━━━━━ RECORDS PROVIDED

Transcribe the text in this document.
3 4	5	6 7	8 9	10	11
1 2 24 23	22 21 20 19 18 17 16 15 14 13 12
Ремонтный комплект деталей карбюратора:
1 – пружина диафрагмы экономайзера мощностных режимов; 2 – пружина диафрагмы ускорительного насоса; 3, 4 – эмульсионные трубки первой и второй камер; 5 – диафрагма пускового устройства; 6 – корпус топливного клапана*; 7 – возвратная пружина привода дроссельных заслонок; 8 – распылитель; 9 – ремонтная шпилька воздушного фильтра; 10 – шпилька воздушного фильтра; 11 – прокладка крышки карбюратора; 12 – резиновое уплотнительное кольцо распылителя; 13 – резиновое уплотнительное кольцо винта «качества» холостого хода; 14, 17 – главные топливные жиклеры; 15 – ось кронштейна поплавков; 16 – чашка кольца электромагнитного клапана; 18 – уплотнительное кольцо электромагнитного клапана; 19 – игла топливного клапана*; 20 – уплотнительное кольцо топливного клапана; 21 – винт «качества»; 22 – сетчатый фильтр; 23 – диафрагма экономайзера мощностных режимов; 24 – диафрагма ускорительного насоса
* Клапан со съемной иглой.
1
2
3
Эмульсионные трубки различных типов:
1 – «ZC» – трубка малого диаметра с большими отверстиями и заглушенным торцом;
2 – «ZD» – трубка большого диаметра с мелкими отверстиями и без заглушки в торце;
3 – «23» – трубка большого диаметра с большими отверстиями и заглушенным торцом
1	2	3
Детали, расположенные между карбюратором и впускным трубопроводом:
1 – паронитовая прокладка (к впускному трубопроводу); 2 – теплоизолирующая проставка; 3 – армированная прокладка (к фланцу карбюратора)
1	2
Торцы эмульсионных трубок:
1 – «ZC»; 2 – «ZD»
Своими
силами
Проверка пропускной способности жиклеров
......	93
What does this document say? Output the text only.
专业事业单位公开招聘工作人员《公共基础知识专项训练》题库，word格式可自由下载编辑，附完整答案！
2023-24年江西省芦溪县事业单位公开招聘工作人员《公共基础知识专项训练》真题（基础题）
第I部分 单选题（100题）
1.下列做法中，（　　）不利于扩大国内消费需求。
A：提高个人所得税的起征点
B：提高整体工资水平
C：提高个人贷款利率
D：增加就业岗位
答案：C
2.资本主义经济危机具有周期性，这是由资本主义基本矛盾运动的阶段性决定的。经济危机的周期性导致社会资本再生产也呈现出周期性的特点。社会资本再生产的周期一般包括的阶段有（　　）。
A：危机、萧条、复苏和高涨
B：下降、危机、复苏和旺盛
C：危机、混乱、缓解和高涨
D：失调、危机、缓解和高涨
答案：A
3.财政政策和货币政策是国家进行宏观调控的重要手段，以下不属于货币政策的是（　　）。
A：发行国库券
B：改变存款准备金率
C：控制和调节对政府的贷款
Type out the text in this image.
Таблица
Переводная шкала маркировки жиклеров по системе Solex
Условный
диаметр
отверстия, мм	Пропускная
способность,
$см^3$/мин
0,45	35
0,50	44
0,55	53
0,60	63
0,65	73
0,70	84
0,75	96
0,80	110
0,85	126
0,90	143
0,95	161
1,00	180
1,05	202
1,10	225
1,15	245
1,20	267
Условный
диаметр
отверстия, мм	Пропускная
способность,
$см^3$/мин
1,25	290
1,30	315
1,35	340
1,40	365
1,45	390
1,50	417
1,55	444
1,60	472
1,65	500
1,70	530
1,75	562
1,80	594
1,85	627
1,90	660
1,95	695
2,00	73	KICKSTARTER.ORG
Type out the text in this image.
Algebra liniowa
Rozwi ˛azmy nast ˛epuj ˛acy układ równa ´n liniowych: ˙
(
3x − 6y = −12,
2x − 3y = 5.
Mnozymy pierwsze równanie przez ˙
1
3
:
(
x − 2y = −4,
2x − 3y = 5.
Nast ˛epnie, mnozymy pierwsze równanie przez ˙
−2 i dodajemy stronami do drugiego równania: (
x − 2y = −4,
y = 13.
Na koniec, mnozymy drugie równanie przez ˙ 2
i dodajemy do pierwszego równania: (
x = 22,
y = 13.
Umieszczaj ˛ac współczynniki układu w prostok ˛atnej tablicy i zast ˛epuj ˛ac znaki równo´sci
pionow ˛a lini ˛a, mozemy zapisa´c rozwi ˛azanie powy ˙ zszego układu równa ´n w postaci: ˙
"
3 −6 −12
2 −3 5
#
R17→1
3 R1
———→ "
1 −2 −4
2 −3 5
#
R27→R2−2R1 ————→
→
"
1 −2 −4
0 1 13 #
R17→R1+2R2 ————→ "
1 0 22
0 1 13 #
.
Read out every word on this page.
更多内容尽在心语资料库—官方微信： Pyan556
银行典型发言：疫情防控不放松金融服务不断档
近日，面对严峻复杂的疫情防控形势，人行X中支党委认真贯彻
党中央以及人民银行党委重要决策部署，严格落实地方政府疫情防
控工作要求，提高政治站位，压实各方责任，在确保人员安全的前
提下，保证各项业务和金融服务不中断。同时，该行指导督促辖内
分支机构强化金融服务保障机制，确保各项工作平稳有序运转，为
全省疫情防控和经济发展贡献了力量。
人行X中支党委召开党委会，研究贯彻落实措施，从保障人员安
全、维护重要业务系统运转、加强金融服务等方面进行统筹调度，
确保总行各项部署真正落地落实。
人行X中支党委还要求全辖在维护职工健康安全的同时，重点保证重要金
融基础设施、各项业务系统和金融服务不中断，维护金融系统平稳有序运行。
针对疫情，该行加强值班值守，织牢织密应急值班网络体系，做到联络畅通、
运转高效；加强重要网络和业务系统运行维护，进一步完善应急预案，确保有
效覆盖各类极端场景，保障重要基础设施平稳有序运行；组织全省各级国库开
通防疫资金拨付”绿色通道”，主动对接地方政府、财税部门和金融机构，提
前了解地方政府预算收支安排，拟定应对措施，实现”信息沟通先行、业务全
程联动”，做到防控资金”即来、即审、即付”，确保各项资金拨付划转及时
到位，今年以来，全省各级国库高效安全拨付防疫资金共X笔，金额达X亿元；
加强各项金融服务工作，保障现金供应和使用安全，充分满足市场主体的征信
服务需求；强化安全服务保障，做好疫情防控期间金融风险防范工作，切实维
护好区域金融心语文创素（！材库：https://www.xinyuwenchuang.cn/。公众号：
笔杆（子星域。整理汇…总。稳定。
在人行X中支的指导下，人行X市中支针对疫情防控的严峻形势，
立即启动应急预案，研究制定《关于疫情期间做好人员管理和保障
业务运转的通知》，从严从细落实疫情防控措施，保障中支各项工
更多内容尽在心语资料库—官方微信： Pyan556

━━━━━━━━━━

_YOUR INSTRUCTIONS_
Restate the final lines of the listing above word for word, beginning at the line that contains "Read out every word on this page.".

_SOLUTION TO THIS TASK_
Read out every word on this page.
更多内容尽在心语资料库—官方微信： Pyan556
银行典型发言：疫情防控不放松金融服务不断档
近日，面对严峻复杂的疫情防控形势，人行X中支党委认真贯彻
党中央以及人民银行党委重要决策部署，严格落实地方政府疫情防
控工作要求，提高政治站位，压实各方责任，在确保人员安全的前
提下，保证各项业务和金融服务不中断。同时，该行指导督促辖内
分支机构强化金融服务保障机制，确保各项工作平稳有序运转，为
全省疫情防控和经济发展贡献了力量。
人行X中支党委召开党委会，研究贯彻落实措施，从保障人员安
全、维护重要业务系统运转、加强金融服务等方面进行统筹调度，
确保总行各项部署真正落地落实。
人行X中支党委还要求全辖在维护职工健康安全的同时，重点保证重要金
融基础设施、各项业务系统和金融服务不中断，维护金融系统平稳有序运行。
针对疫情，该行加强值班值守，织牢织密应急值班网络体系，做到联络畅通、
运转高效；加强重要网络和业务系统运行维护，进一步完善应急预案，确保有
效覆盖各类极端场景，保障重要基础设施平稳有序运行；组织全省各级国库开
通防疫资金拨付”绿色通道”，主动对接地方政府、财税部门和金融机构，提
前了解地方政府预算收支安排，拟定应对措施，实现”信息沟通先行、业务全
程联动”，做到防控资金”即来、即审、即付”，确保各项资金拨付划转及时
到位，今年以来，全省各级国库高效安全拨付防疫资金共X笔，金额达X亿元；
加强各项金融服务工作，保障现金供应和使用安全，充分满足市场主体的征信
服务需求；强化安全服务保障，做好疫情防控期间金融风险防范工作，切实维
护好区域金融心语文创素（！材库：https://www.xinyuwenchuang.cn/。公众号：
笔杆（子星域。整理汇…总。稳定。
在人行X中支的指导下，人行X市中支针对疫情防控的严峻形势，
立即启动应急预案，研究制定《关于疫情期间做好人员管理和保障
业务运转的通知》，从严从细落实疫情防控措施，保障中支各项工
更多内容尽在心语资料库—官方微信： Pyan556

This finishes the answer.